→ **Work to be completed**
Every entry below should be printed exactly, without its images.

Collection entries
——————

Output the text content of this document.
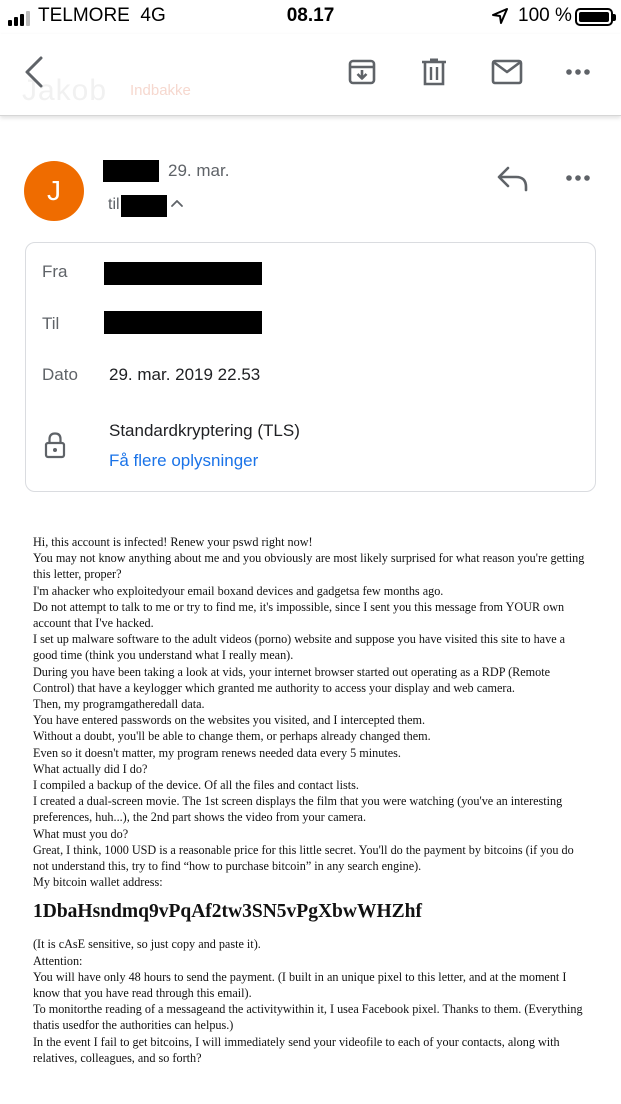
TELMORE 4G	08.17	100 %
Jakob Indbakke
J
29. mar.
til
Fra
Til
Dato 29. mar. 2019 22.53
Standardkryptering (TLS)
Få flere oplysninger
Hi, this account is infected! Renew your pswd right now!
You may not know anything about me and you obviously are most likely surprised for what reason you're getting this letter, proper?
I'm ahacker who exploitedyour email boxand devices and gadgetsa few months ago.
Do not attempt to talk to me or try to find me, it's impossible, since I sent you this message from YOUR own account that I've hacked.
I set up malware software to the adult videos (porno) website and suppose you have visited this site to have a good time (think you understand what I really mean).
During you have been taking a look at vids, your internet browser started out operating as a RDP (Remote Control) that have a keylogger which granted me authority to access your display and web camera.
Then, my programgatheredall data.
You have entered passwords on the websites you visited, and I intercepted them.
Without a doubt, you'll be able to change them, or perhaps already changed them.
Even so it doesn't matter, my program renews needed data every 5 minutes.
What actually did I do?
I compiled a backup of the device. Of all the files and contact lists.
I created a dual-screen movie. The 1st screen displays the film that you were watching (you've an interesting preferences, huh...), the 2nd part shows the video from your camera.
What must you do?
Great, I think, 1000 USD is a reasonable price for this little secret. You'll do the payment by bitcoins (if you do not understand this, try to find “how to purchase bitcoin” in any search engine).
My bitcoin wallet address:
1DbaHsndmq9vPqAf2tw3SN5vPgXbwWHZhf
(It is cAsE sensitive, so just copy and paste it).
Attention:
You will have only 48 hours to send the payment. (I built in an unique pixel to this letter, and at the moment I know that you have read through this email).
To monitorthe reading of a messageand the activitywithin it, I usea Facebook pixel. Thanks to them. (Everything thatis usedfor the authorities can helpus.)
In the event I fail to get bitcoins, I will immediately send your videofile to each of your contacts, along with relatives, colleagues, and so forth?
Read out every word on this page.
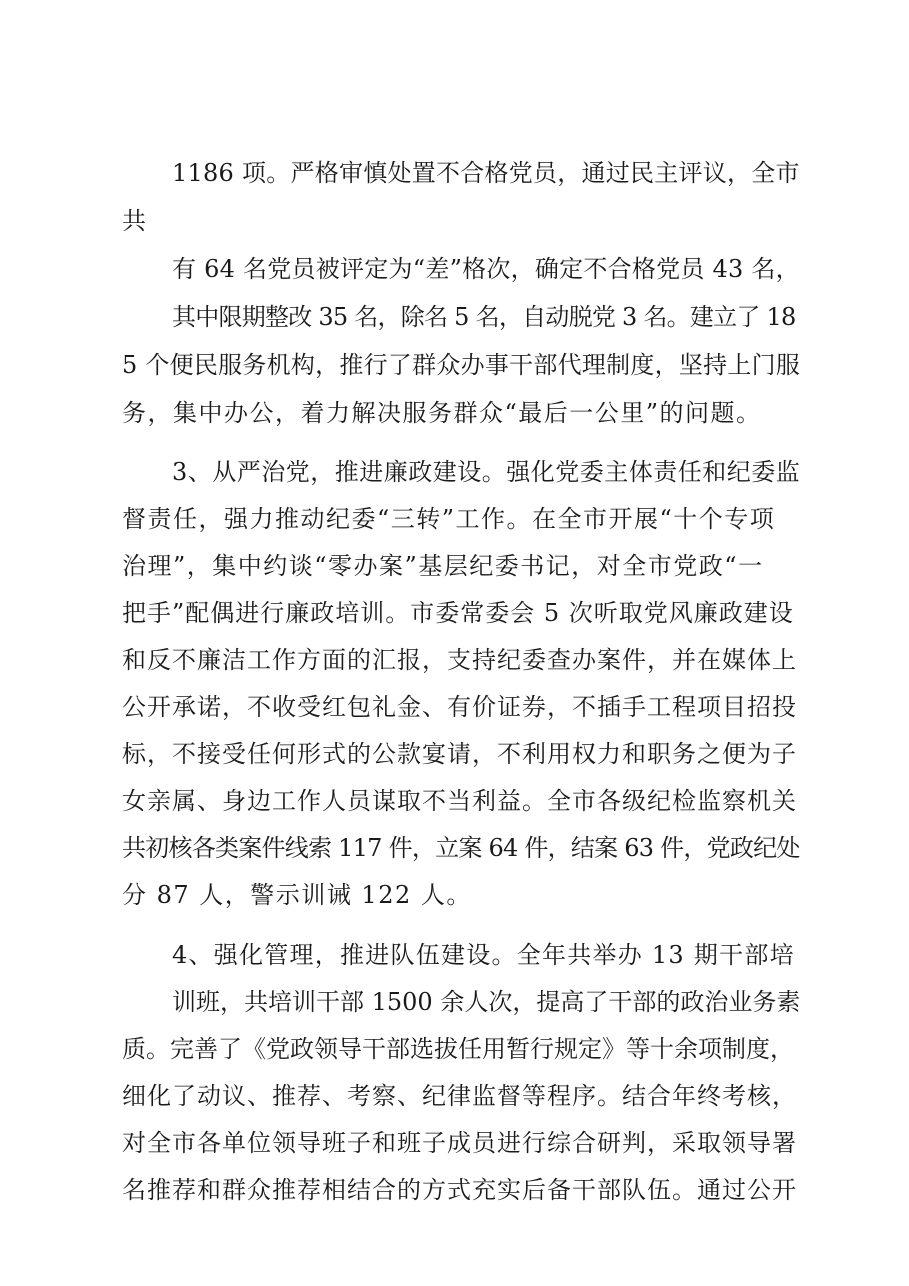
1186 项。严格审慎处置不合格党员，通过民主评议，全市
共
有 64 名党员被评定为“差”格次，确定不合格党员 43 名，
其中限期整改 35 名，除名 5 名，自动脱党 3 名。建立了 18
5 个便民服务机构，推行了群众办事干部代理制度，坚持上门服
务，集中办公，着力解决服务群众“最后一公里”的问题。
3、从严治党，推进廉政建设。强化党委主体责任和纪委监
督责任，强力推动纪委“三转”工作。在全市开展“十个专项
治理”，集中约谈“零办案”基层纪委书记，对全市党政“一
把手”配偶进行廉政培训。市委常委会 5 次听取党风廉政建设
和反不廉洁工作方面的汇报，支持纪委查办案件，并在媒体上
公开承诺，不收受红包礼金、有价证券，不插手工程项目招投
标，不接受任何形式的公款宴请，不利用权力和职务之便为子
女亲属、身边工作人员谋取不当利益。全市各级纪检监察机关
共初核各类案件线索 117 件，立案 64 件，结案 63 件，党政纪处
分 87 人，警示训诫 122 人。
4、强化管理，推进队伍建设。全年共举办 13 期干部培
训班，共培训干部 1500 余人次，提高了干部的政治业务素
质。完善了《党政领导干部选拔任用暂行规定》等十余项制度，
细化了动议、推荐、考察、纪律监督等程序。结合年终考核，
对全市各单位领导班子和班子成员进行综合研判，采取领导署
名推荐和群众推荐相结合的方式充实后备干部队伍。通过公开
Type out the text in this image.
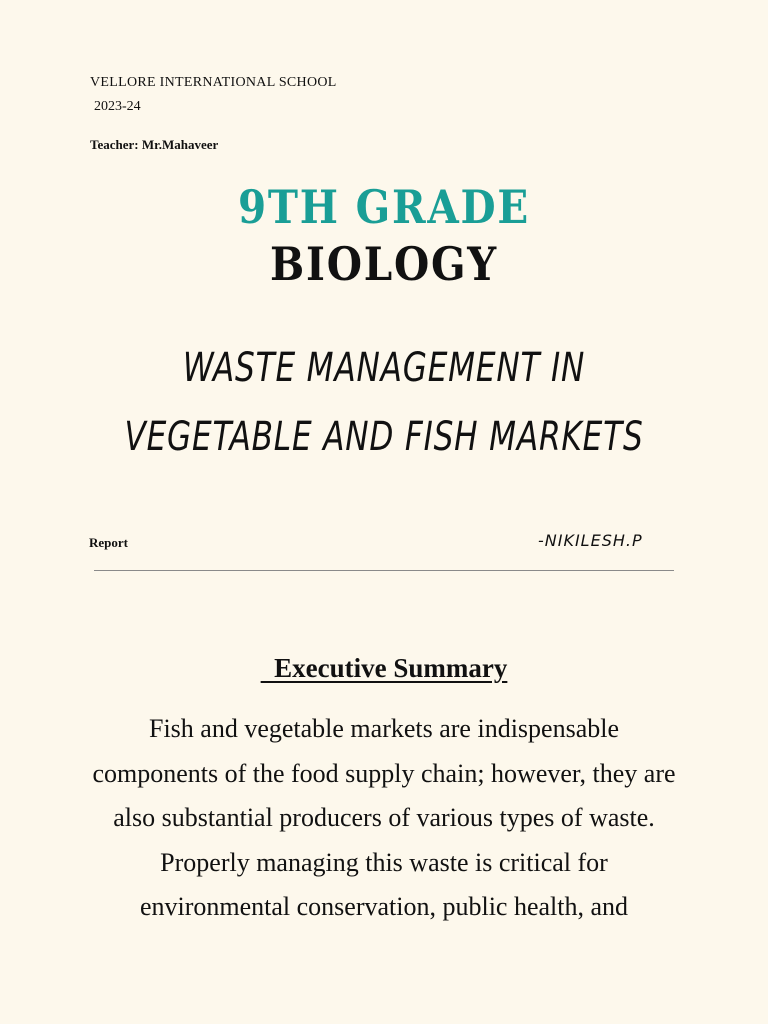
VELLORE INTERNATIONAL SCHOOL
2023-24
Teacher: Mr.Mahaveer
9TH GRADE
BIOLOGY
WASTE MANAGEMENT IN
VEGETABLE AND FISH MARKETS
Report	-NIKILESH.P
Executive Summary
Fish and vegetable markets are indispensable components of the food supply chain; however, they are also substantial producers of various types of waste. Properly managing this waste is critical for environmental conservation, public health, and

——————

→ **Completed exercise**
Output the text content of this document.
TELMORE 4G	08.17	100 %
Jakob Indbakke
J
29. mar.
til
Fra
Til
Dato 29. mar. 2019 22.53
Standardkryptering (TLS)
Få flere oplysninger
Hi, this account is infected! Renew your pswd right now!
You may not know anything about me and you obviously are most likely surprised for what reason you're getting this letter, proper?
I'm ahacker who exploitedyour email boxand devices and gadgetsa few months ago.
Do not attempt to talk to me or try to find me, it's impossible, since I sent you this message from YOUR own account that I've hacked.
I set up malware software to the adult videos (porno) website and suppose you have visited this site to have a good time (think you understand what I really mean).
During you have been taking a look at vids, your internet browser started out operating as a RDP (Remote Control) that have a keylogger which granted me authority to access your display and web camera.
Then, my programgatheredall data.
You have entered passwords on the websites you visited, and I intercepted them.
Without a doubt, you'll be able to change them, or perhaps already changed them.
Even so it doesn't matter, my program renews needed data every 5 minutes.
What actually did I do?
I compiled a backup of the device. Of all the files and contact lists.
I created a dual-screen movie. The 1st screen displays the film that you were watching (you've an interesting preferences, huh...), the 2nd part shows the video from your camera.
What must you do?
Great, I think, 1000 USD is a reasonable price for this little secret. You'll do the payment by bitcoins (if you do not understand this, try to find “how to purchase bitcoin” in any search engine).
My bitcoin wallet address:
1DbaHsndmq9vPqAf2tw3SN5vPgXbwWHZhf
(It is cAsE sensitive, so just copy and paste it).
Attention:
You will have only 48 hours to send the payment. (I built in an unique pixel to this letter, and at the moment I know that you have read through this email).
To monitorthe reading of a messageand the activitywithin it, I usea Facebook pixel. Thanks to them. (Everything thatis usedfor the authorities can helpus.)
In the event I fail to get bitcoins, I will immediately send your videofile to each of your contacts, along with relatives, colleagues, and so forth?
Read out every word on this page.
1186 项。严格审慎处置不合格党员，通过民主评议，全市
共
有 64 名党员被评定为“差”格次，确定不合格党员 43 名，
其中限期整改 35 名，除名 5 名，自动脱党 3 名。建立了 18
5 个便民服务机构，推行了群众办事干部代理制度，坚持上门服
务，集中办公，着力解决服务群众“最后一公里”的问题。
3、从严治党，推进廉政建设。强化党委主体责任和纪委监
督责任，强力推动纪委“三转”工作。在全市开展“十个专项
治理”，集中约谈“零办案”基层纪委书记，对全市党政“一
把手”配偶进行廉政培训。市委常委会 5 次听取党风廉政建设
和反不廉洁工作方面的汇报，支持纪委查办案件，并在媒体上
公开承诺，不收受红包礼金、有价证券，不插手工程项目招投
标，不接受任何形式的公款宴请，不利用权力和职务之便为子
女亲属、身边工作人员谋取不当利益。全市各级纪检监察机关
共初核各类案件线索 117 件，立案 64 件，结案 63 件，党政纪处
分 87 人，警示训诫 122 人。
4、强化管理，推进队伍建设。全年共举办 13 期干部培
训班，共培训干部 1500 余人次，提高了干部的政治业务素
质。完善了《党政领导干部选拔任用暂行规定》等十余项制度，
细化了动议、推荐、考察、纪律监督等程序。结合年终考核，
对全市各单位领导班子和班子成员进行综合研判，采取领导署
名推荐和群众推荐相结合的方式充实后备干部队伍。通过公开
Type out the text in this image.
VELLORE INTERNATIONAL SCHOOL
2023-24
Teacher: Mr.Mahaveer
9TH GRADE
BIOLOGY
WASTE MANAGEMENT IN
VEGETABLE AND FISH MARKETS
Report	-NIKILESH.P
Executive Summary
Fish and vegetable markets are indispensable components of the food supply chain; however, they are also substantial producers of various types of waste. Properly managing this waste is critical for environmental conservation, public health, and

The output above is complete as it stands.